Which lines below hold the word "Error"? Copy all of them.

> Excerpted data:
___
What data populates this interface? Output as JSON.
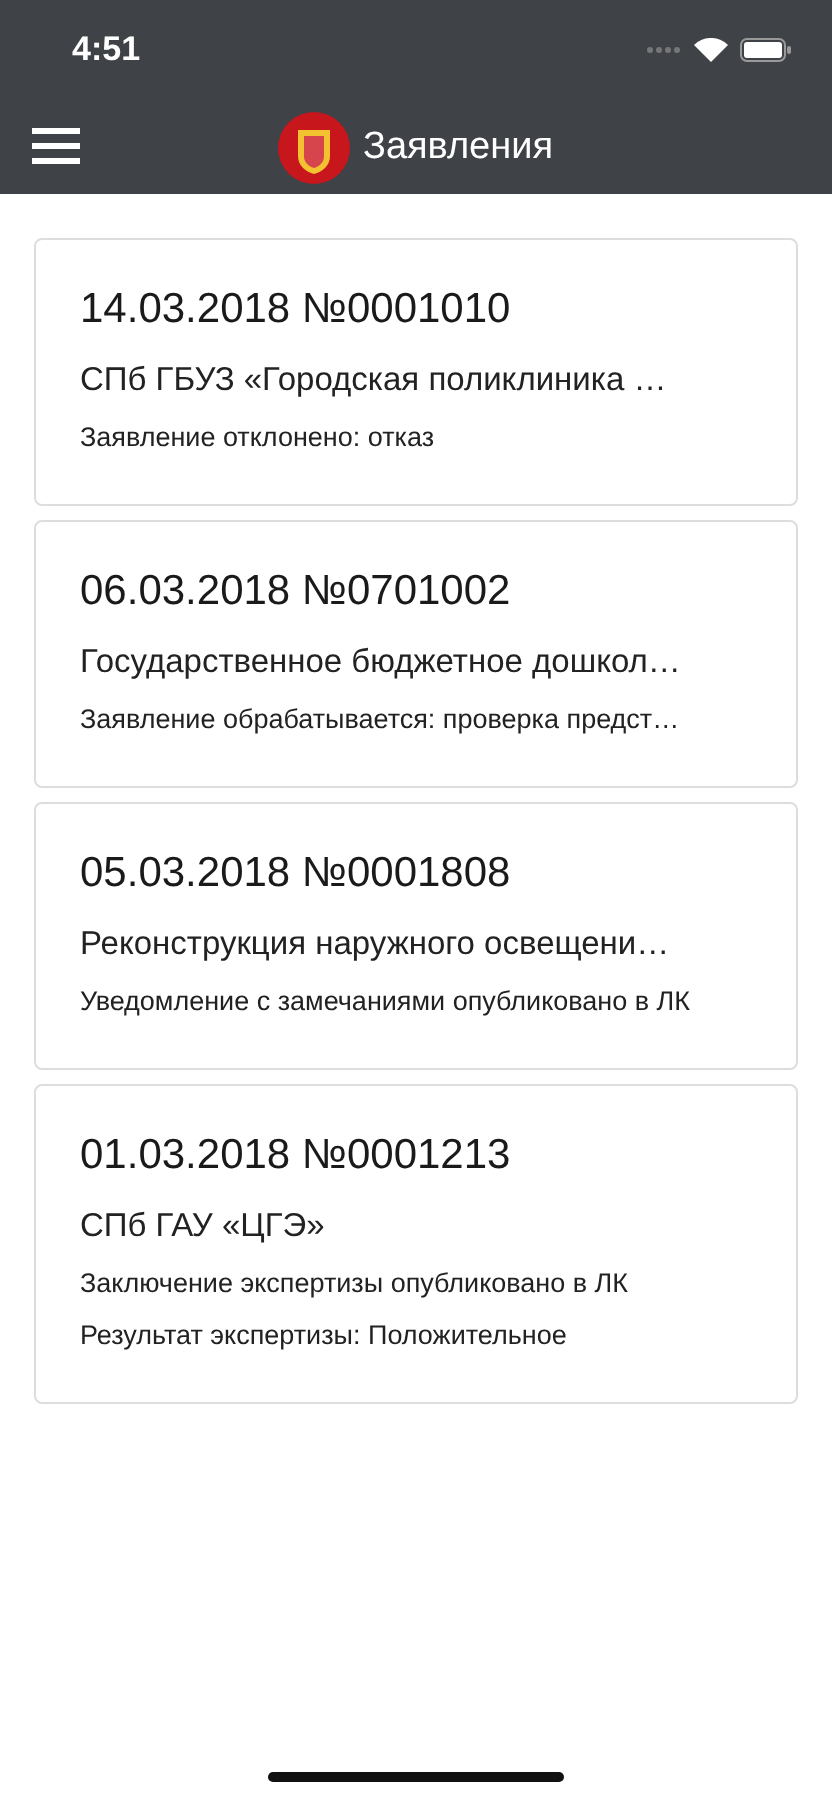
{
  "status_bar": {
    "time": "4:51"
  },
  "header": {
    "title": "Заявления"
  },
  "applications": [
    {
      "title": "14.03.2018 №0001010",
      "organization": "СПб ГБУЗ «Городская поликлиника …",
      "statuses": [
        "Заявление отклонено: отказ"
      ]
    },
    {
      "title": "06.03.2018 №0701002",
      "organization": "Государственное бюджетное дошкол…",
      "statuses": [
        "Заявление обрабатывается: проверка предст…"
      ]
    },
    {
      "title": "05.03.2018 №0001808",
      "organization": "Реконструкция наружного освещени…",
      "statuses": [
        "Уведомление с замечаниями опубликовано в ЛК"
      ]
    },
    {
      "title": "01.03.2018 №0001213",
      "organization": "СПб ГАУ «ЦГЭ»",
      "statuses": [
        "Заключение экспертизы опубликовано в ЛК",
        "Результат экспертизы: Положительное"
      ]
    }
  ]
}
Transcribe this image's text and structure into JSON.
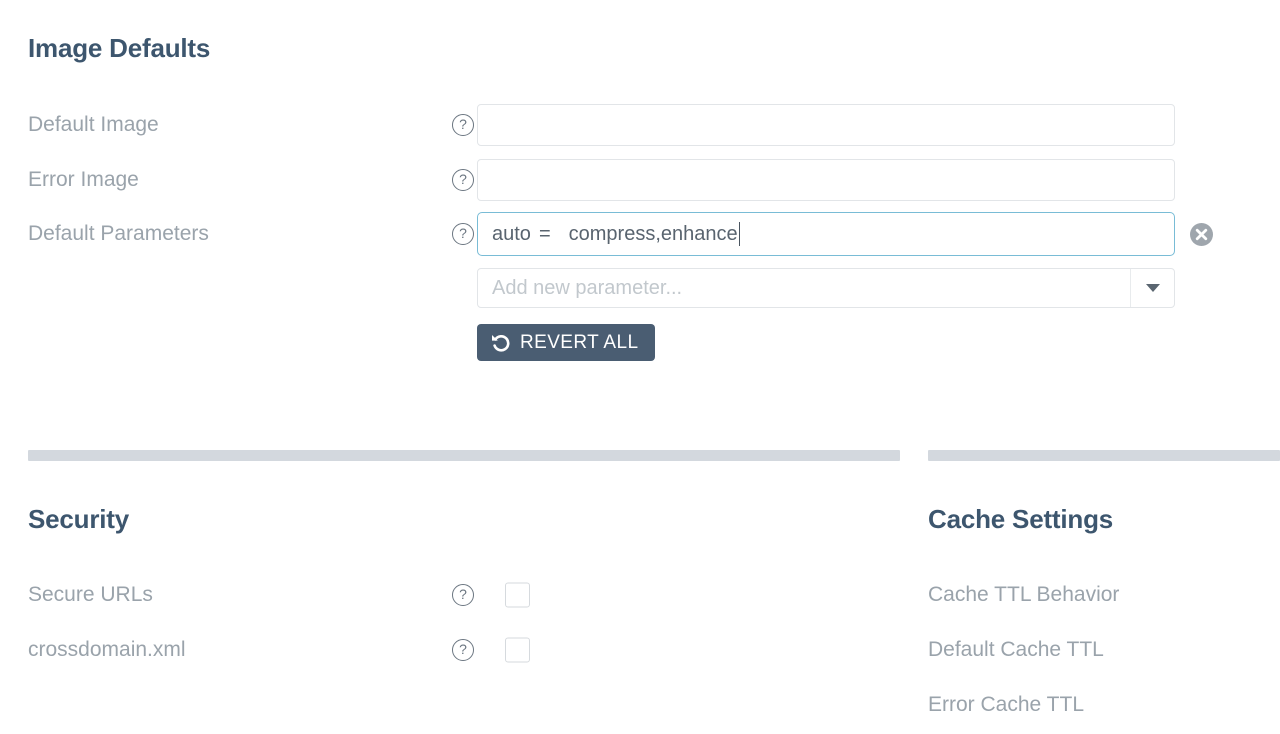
{
  "sections": {
    "image_defaults": {
      "title": "Image Defaults",
      "rows": [
        {
          "label": "Default Image",
          "help": "help-icon",
          "value": "",
          "placeholder": ""
        },
        {
          "label": "Error Image",
          "help": "help-icon",
          "value": "",
          "placeholder": ""
        },
        {
          "label": "Default Parameters",
          "help": "help-icon"
        }
      ],
      "parameter": {
        "key": "auto",
        "equals": "=",
        "value": "compress,enhance",
        "clear_icon": "circle-x-icon"
      },
      "add_parameter": {
        "placeholder": "Add new parameter...",
        "arrow_icon": "chevron-down-icon"
      },
      "revert_button": {
        "label": "REVERT ALL",
        "icon": "undo-arrow-icon"
      }
    },
    "security": {
      "title": "Security",
      "rows": [
        {
          "label": "Secure URLs",
          "help": "help-icon",
          "checked": false
        },
        {
          "label": "crossdomain.xml",
          "help": "help-icon",
          "checked": false
        }
      ]
    },
    "cache_settings": {
      "title": "Cache Settings",
      "rows": [
        {
          "label": "Cache TTL Behavior"
        },
        {
          "label": "Default Cache TTL"
        },
        {
          "label": "Error Cache TTL"
        }
      ]
    }
  },
  "colors": {
    "heading": "#3d566e",
    "label": "#9aa3ab",
    "focus_border": "#79bcd6",
    "button_bg": "#4a5d72",
    "divider": "#d3d8de"
  }
}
___
> Task response:
          "label": "Error Image",
          "label": "Error Cache TTL"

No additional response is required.